» **EXERCISE GOAL**
Identify each line below containing the string "patiente" and copy it.

» **DATA LINES**
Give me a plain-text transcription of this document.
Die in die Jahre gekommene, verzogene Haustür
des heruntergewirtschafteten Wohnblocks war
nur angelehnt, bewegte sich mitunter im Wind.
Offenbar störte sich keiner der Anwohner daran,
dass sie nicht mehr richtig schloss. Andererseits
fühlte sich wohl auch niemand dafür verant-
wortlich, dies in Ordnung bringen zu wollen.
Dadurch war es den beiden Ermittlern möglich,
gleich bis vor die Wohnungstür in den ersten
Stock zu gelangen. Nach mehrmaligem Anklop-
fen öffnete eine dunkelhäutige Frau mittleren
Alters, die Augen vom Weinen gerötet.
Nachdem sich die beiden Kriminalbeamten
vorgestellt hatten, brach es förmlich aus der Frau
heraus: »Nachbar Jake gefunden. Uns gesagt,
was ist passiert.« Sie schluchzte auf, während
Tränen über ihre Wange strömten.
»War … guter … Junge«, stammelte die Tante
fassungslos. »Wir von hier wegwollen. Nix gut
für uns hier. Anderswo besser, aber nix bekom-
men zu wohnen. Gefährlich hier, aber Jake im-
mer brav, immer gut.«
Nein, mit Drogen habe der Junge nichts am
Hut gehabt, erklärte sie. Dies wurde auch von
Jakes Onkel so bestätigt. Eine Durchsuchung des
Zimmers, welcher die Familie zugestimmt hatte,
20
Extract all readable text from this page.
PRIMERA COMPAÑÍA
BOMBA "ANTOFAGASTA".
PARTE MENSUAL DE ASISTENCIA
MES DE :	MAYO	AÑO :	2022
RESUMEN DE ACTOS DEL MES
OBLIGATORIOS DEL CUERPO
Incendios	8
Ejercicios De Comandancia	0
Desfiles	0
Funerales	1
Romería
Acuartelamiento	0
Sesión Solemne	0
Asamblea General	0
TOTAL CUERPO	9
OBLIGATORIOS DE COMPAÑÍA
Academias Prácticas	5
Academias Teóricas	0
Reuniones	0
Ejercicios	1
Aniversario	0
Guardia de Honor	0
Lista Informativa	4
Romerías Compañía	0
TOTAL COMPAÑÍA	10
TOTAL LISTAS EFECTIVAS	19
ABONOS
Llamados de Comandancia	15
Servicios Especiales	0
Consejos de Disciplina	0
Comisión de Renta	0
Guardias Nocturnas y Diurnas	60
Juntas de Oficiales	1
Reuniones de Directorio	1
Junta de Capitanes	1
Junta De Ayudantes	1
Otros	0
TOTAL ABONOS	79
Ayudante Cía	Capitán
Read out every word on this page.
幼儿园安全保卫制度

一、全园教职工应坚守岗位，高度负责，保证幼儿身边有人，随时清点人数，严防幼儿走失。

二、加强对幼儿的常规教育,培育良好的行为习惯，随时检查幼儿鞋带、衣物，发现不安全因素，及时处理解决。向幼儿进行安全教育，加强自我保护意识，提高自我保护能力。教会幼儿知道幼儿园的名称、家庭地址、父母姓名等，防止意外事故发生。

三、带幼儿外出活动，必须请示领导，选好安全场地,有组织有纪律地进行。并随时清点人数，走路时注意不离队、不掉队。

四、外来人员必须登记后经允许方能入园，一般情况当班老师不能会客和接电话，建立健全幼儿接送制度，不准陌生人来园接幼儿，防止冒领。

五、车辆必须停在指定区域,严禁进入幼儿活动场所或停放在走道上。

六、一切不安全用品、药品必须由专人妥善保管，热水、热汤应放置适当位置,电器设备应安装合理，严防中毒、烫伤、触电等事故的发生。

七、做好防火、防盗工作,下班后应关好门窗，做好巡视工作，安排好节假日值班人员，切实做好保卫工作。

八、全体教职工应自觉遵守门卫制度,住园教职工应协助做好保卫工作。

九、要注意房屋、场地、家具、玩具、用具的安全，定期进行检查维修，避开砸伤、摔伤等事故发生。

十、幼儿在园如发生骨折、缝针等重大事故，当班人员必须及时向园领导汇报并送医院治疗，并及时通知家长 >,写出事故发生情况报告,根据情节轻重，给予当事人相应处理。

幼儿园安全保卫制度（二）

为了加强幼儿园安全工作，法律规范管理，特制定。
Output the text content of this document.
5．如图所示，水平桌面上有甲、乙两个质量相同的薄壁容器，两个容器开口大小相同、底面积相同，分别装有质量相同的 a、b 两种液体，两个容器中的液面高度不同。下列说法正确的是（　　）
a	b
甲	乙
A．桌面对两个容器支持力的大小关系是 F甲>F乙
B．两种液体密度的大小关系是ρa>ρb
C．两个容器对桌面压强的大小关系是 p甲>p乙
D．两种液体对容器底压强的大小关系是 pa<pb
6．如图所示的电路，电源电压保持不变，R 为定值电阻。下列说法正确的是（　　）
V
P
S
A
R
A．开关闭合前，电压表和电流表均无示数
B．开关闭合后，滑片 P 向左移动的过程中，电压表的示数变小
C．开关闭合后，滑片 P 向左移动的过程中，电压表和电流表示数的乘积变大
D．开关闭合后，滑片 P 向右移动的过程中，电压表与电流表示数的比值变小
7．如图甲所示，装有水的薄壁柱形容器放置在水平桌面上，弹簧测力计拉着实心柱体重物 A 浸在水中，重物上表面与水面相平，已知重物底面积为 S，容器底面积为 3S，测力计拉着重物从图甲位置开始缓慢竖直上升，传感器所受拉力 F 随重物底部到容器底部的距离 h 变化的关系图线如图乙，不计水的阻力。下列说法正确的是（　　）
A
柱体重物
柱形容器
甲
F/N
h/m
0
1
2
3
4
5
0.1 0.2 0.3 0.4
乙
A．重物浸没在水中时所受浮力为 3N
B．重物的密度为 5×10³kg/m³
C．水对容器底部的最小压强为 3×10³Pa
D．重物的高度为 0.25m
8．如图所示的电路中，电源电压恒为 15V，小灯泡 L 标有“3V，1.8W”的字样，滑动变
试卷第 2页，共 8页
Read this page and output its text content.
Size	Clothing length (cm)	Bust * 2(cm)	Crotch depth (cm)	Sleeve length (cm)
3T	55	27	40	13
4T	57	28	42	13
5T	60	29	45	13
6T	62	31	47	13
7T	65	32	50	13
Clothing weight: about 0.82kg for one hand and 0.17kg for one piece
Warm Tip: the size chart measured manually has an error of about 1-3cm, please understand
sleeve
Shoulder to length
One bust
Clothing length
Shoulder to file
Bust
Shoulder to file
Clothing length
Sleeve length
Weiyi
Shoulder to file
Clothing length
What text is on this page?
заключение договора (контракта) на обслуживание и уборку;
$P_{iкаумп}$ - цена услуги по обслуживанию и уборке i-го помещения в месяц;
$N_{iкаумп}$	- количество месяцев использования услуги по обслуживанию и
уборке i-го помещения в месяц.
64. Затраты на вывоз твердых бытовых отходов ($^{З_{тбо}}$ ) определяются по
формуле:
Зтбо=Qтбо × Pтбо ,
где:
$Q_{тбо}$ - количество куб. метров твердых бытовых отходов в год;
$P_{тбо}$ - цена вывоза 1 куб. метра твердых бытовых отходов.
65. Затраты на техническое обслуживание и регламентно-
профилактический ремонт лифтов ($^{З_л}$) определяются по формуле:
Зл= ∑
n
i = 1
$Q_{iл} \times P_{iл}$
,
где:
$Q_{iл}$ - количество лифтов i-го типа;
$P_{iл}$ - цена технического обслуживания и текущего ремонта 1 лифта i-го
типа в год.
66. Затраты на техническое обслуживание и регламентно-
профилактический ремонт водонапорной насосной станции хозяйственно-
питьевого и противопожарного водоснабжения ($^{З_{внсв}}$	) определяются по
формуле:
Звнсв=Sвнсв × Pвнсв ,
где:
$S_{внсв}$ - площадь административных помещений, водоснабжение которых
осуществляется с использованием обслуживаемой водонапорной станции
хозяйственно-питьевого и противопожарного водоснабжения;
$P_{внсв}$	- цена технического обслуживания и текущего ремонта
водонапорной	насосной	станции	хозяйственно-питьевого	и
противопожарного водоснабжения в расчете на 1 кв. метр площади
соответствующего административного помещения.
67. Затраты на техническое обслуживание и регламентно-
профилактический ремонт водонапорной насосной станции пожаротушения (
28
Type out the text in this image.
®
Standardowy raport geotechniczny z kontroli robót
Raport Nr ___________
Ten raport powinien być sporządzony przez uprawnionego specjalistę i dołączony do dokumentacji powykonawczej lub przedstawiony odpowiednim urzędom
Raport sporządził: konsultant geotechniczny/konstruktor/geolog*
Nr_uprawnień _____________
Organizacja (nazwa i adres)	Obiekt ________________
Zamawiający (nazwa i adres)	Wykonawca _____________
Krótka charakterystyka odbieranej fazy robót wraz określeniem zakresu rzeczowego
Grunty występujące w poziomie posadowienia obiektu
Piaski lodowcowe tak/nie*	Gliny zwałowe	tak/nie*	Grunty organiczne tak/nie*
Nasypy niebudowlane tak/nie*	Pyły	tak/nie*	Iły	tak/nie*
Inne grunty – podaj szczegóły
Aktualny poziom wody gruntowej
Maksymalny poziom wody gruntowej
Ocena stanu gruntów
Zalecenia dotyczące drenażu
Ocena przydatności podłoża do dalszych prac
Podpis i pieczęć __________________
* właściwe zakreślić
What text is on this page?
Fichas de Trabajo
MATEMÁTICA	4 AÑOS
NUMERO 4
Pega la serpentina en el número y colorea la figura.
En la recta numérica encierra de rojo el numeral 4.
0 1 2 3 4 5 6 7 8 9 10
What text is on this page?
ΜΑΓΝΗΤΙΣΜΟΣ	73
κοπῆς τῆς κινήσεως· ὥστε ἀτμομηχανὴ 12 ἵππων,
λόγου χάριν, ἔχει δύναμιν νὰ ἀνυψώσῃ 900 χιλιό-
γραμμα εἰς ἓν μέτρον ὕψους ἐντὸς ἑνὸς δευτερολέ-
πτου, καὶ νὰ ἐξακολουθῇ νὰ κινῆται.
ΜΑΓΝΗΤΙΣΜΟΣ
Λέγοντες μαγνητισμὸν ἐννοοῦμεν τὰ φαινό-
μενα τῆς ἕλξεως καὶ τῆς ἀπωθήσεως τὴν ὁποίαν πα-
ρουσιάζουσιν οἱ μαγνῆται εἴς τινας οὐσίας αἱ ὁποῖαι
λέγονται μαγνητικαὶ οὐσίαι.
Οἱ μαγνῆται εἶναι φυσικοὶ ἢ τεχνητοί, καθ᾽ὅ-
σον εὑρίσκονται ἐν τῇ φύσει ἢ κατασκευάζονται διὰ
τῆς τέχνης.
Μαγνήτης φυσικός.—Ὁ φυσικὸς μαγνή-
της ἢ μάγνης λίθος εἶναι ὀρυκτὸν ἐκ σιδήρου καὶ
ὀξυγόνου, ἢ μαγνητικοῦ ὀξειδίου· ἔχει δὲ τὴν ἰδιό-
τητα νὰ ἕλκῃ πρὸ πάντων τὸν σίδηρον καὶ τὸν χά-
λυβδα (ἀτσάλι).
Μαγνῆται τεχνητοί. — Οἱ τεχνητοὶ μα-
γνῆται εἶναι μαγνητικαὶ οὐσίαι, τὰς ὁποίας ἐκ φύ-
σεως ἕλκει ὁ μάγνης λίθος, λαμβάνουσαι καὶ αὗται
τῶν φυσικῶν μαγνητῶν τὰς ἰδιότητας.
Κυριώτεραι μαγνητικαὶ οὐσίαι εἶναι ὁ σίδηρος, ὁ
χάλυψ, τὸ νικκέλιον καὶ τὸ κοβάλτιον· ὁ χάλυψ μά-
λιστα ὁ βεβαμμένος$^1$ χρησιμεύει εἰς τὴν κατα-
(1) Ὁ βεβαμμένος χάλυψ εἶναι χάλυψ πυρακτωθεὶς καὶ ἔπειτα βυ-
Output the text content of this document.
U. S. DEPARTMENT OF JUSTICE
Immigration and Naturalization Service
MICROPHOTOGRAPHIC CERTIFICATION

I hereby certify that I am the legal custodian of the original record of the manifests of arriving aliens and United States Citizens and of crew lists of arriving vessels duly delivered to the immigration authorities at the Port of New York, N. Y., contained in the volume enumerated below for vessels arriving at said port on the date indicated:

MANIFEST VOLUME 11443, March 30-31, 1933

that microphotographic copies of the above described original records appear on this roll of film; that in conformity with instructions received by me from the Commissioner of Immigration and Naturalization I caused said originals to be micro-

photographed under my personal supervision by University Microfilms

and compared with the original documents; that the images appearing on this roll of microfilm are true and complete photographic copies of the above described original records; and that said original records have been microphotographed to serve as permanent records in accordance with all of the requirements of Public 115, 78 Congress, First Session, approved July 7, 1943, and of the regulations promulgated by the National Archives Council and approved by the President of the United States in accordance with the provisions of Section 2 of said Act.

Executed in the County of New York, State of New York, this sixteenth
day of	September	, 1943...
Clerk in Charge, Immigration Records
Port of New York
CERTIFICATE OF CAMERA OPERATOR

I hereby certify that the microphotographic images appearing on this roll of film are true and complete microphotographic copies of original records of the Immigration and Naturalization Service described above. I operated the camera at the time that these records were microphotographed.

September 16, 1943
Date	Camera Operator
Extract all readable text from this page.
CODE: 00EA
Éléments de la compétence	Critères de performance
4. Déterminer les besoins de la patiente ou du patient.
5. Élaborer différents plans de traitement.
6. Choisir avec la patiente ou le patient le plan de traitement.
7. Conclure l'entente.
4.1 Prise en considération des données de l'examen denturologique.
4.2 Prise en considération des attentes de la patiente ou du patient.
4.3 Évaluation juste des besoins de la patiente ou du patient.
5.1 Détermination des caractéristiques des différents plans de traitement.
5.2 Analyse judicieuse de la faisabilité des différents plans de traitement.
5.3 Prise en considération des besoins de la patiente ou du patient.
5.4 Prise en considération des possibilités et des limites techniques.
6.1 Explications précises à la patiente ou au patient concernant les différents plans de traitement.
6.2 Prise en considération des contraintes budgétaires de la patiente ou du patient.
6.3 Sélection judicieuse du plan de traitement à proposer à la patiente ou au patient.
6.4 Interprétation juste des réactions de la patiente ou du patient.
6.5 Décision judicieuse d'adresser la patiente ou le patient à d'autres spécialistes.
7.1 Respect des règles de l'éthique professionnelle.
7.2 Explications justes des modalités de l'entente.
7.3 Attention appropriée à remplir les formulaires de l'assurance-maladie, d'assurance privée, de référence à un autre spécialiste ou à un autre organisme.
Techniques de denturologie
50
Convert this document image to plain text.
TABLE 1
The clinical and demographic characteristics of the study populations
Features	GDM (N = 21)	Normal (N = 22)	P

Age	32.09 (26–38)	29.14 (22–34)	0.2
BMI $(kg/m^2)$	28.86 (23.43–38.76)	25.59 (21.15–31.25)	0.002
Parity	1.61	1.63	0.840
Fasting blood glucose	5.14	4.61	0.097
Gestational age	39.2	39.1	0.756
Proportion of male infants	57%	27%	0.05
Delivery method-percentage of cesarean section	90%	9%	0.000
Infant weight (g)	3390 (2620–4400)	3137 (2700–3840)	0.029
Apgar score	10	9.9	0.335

» **THE SOLUTION**
4. Déterminer les besoins de la patiente ou du patient.
6. Choisir avec la patiente ou le patient le plan de traitement.
4.2 Prise en considération des attentes de la patiente ou du patient.
4.3 Évaluation juste des besoins de la patiente ou du patient.
5.3 Prise en considération des besoins de la patiente ou du patient.
6.1 Explications précises à la patiente ou au patient concernant les différents plans de traitement.
6.2 Prise en considération des contraintes budgétaires de la patiente ou du patient.
6.3 Sélection judicieuse du plan de traitement à proposer à la patiente ou au patient.
6.4 Interprétation juste des réactions de la patiente ou du patient.
6.5 Décision judicieuse d'adresser la patiente ou le patient à d'autres spécialistes.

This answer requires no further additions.